PROMPT: Return the entries verbatim and drop every picture.

DATA SUPPLIED:
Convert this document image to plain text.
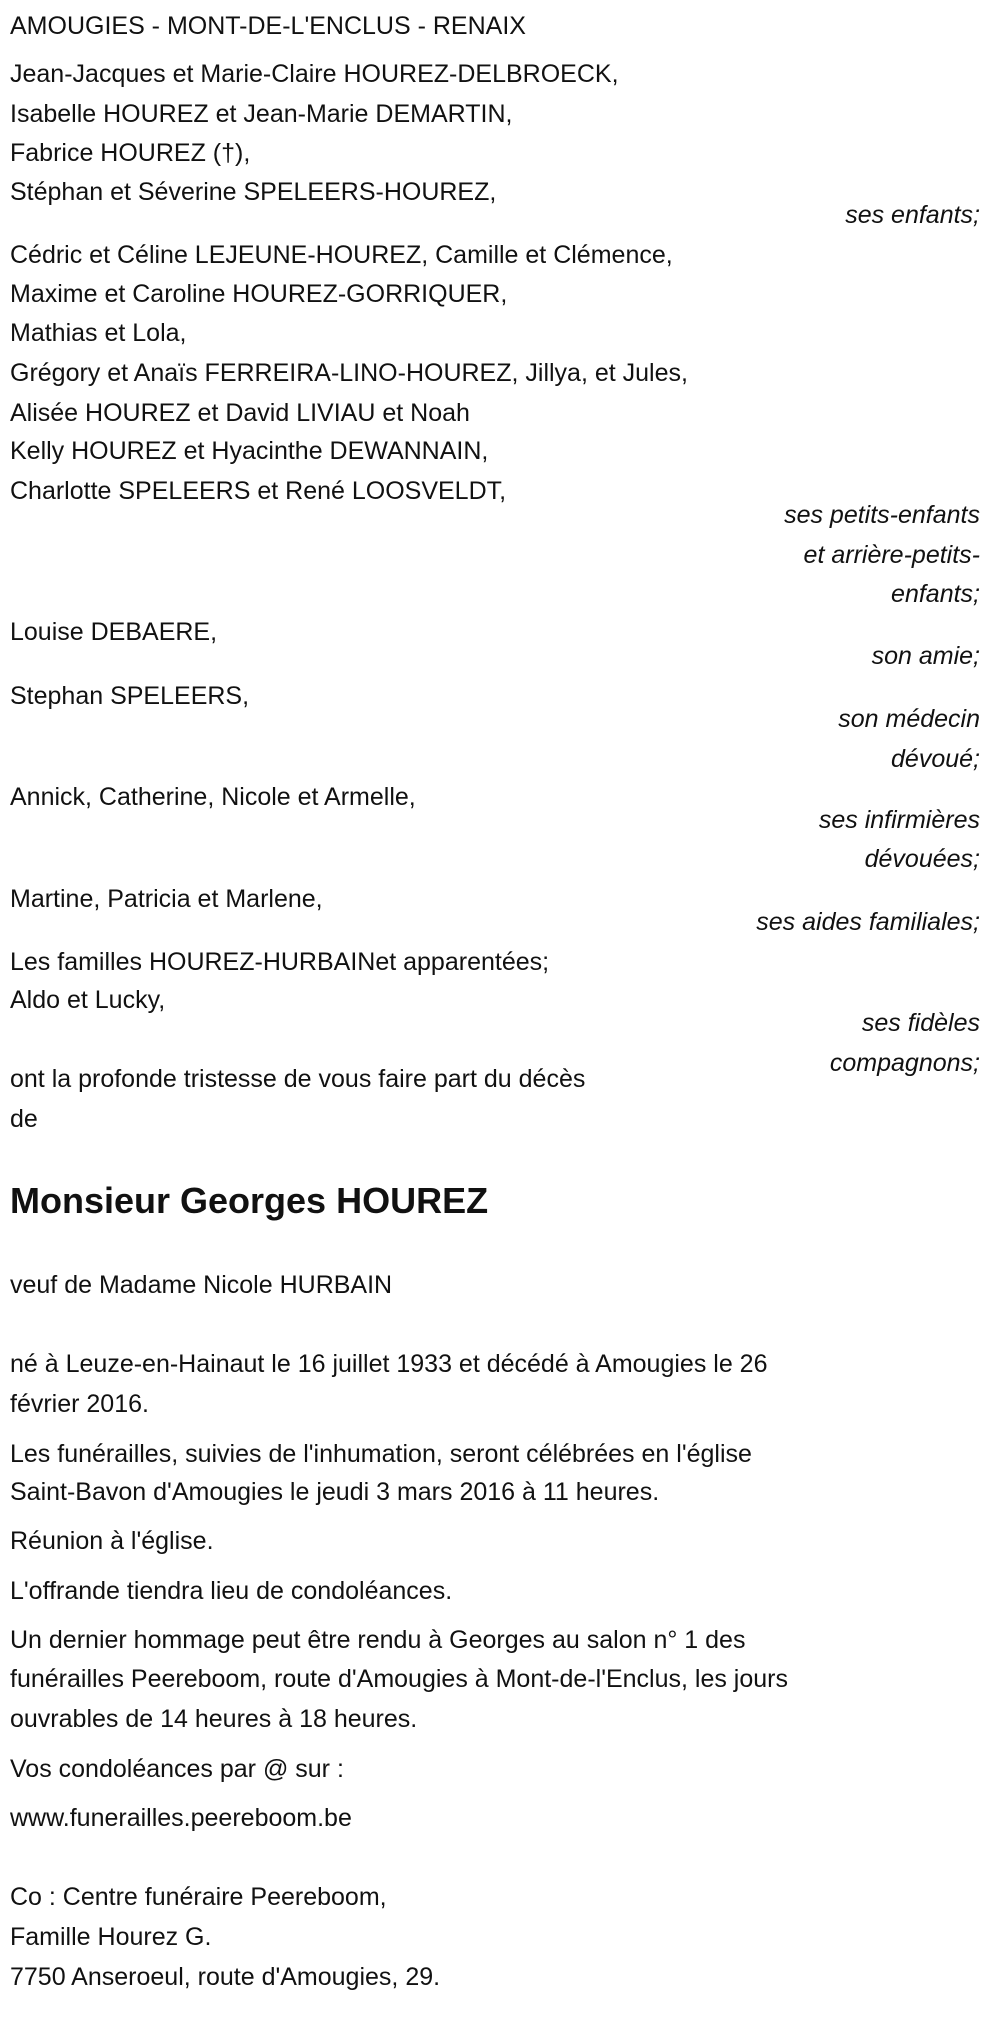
AMOUGIES - MONT-DE-L'ENCLUS - RENAIX
Jean-Jacques et Marie-Claire HOUREZ-DELBROECK,
Isabelle HOUREZ et Jean-Marie DEMARTIN,
Fabrice HOUREZ (†),
Stéphan et Séverine SPELEERS-HOUREZ,
ses enfants;
Cédric et Céline LEJEUNE-HOUREZ, Camille et Clémence,
Maxime et Caroline HOUREZ-GORRIQUER,
Mathias et Lola,
Grégory et Anaïs FERREIRA-LINO-HOUREZ, Jillya, et Jules,
Alisée HOUREZ et David LIVIAU et Noah
Kelly HOUREZ et Hyacinthe DEWANNAIN,
Charlotte SPELEERS et René LOOSVELDT,
ses petits-enfants
et arrière-petits-
enfants;
Louise DEBAERE,
son amie;
Stephan SPELEERS,
son médecin
dévoué;
Annick, Catherine, Nicole et Armelle,
ses infirmières
dévouées;
Martine, Patricia et Marlene,
ses aides familiales;
Les familles HOUREZ-HURBAINet apparentées;
Aldo et Lucky,
ses fidèles
compagnons;
ont la profonde tristesse de vous faire part du décès
de
Monsieur Georges HOUREZ
veuf de Madame Nicole HURBAIN
né à Leuze-en-Hainaut le 16 juillet 1933 et décédé à Amougies le 26
février 2016.
Les funérailles, suivies de l'inhumation, seront célébrées en l'église
Saint-Bavon d'Amougies le jeudi 3 mars 2016 à 11 heures.
Réunion à l'église.
L'offrande tiendra lieu de condoléances.
Un dernier hommage peut être rendu à Georges au salon n° 1 des
funérailles Peereboom, route d'Amougies à Mont-de-l'Enclus, les jours
ouvrables de 14 heures à 18 heures.
Vos condoléances par @ sur :
www.funerailles.peereboom.be
Co : Centre funéraire Peereboom,
Famille Hourez G.
7750 Anseroeul, route d'Amougies, 29.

RESULT OF THE TASK:
Convert this document image to plain text.
AMOUGIES - MONT-DE-L'ENCLUS - RENAIX
Jean-Jacques et Marie-Claire HOUREZ-DELBROECK,
Isabelle HOUREZ et Jean-Marie DEMARTIN,
Fabrice HOUREZ (†),
Stéphan et Séverine SPELEERS-HOUREZ,
ses enfants;
Cédric et Céline LEJEUNE-HOUREZ, Camille et Clémence,
Maxime et Caroline HOUREZ-GORRIQUER,
Mathias et Lola,
Grégory et Anaïs FERREIRA-LINO-HOUREZ, Jillya, et Jules,
Alisée HOUREZ et David LIVIAU et Noah
Kelly HOUREZ et Hyacinthe DEWANNAIN,
Charlotte SPELEERS et René LOOSVELDT,
ses petits-enfants
et arrière-petits-
enfants;
Louise DEBAERE,
son amie;
Stephan SPELEERS,
son médecin
dévoué;
Annick, Catherine, Nicole et Armelle,
ses infirmières
dévouées;
Martine, Patricia et Marlene,
ses aides familiales;
Les familles HOUREZ-HURBAINet apparentées;
Aldo et Lucky,
ses fidèles
compagnons;
ont la profonde tristesse de vous faire part du décès
de
Monsieur Georges HOUREZ
veuf de Madame Nicole HURBAIN
né à Leuze-en-Hainaut le 16 juillet 1933 et décédé à Amougies le 26
février 2016.
Les funérailles, suivies de l'inhumation, seront célébrées en l'église
Saint-Bavon d'Amougies le jeudi 3 mars 2016 à 11 heures.
Réunion à l'église.
L'offrande tiendra lieu de condoléances.
Un dernier hommage peut être rendu à Georges au salon n° 1 des
funérailles Peereboom, route d'Amougies à Mont-de-l'Enclus, les jours
ouvrables de 14 heures à 18 heures.
Vos condoléances par @ sur :
www.funerailles.peereboom.be
Co : Centre funéraire Peereboom,
Famille Hourez G.
7750 Anseroeul, route d'Amougies, 29.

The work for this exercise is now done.